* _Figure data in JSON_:
╔══
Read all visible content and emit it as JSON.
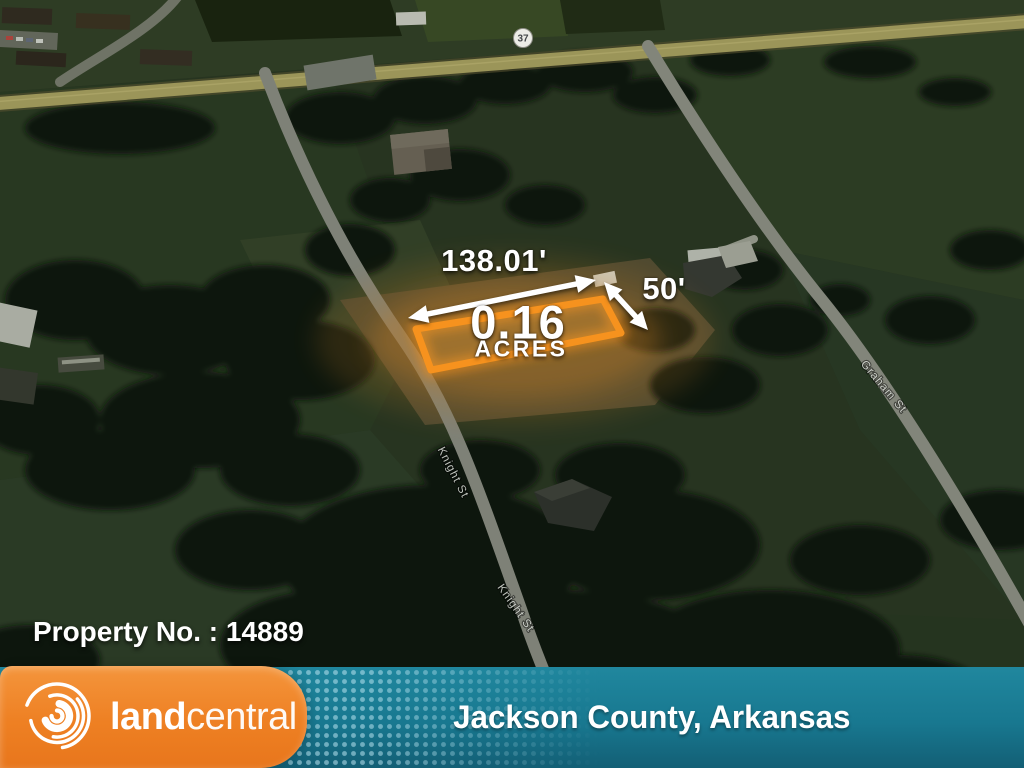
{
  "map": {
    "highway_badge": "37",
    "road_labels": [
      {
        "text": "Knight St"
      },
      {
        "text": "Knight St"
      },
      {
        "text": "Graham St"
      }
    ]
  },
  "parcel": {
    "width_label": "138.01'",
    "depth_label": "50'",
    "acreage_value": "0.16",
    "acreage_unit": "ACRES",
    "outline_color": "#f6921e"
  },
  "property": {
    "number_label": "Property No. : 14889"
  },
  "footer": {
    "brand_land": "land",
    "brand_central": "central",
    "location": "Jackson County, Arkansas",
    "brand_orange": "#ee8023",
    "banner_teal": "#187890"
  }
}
╚══
* _PROBLEM TO SOLVE_: Quote all of the entries word for word, omitting any pictures.

* _WRITTEN RESPONSE_:
Read all visible content and emit it as JSON.
{
  "map": {
    "highway_badge": "37",
    "road_labels": [
      {
        "text": "Knight St"
      },
      {
        "text": "Knight St"
      },
      {
        "text": "Graham St"
      }
    ]
  },
  "parcel": {
    "width_label": "138.01'",
    "depth_label": "50'",
    "acreage_value": "0.16",
    "acreage_unit": "ACRES",
    "outline_color": "#f6921e"
  },
  "property": {
    "number_label": "Property No. : 14889"
  },
  "footer": {
    "brand_land": "land",
    "brand_central": "central",
    "location": "Jackson County, Arkansas",
    "brand_orange": "#ee8023",
    "banner_teal": "#187890"
  }
}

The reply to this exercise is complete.